== What needs to be done ==
Every entry must be repeated exactly. Exclude all pictures.

== Listed records ==
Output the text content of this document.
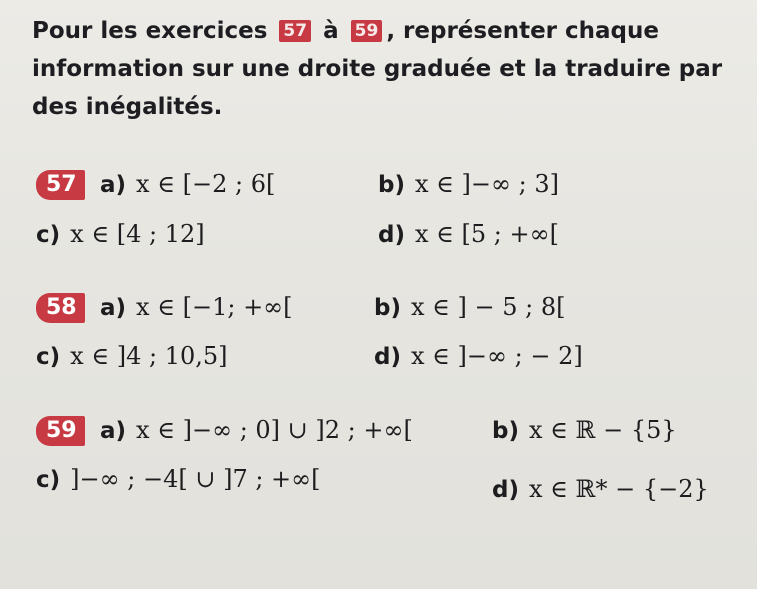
Pour les exercices 57 à 59 , représenter chaque information sur une droite graduée et la traduire par des inégalités.
57	a) x ∈ [−2 ; 6[	b) x ∈ ]−∞ ; 3]
c) x ∈ [4 ; 12]	d) x ∈ [5 ; +∞[
58	a) x ∈ [−1; +∞[	b) x ∈ ] − 5 ; 8[
c) x ∈ ]4 ; 10,5]	d) x ∈ ]−∞ ; − 2]
59	a) x ∈ ]−∞ ; 0] ∪ ]2 ; +∞[	b) x ∈ ℝ − {5}
c) ]−∞ ; −4[ ∪ ]7 ; +∞[	d) x ∈ ℝ* − {−2}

== Answer to this problem ==
Output the text content of this document.
Pour les exercices 57 à 59 , représenter chaque information sur une droite graduée et la traduire par des inégalités.
57	a) x ∈ [−2 ; 6[	b) x ∈ ]−∞ ; 3]
c) x ∈ [4 ; 12]	d) x ∈ [5 ; +∞[
58	a) x ∈ [−1; +∞[	b) x ∈ ] − 5 ; 8[
c) x ∈ ]4 ; 10,5]	d) x ∈ ]−∞ ; − 2]
59	a) x ∈ ]−∞ ; 0] ∪ ]2 ; +∞[	b) x ∈ ℝ − {5}
c) ]−∞ ; −4[ ∪ ]7 ; +∞[	d) x ∈ ℝ* − {−2}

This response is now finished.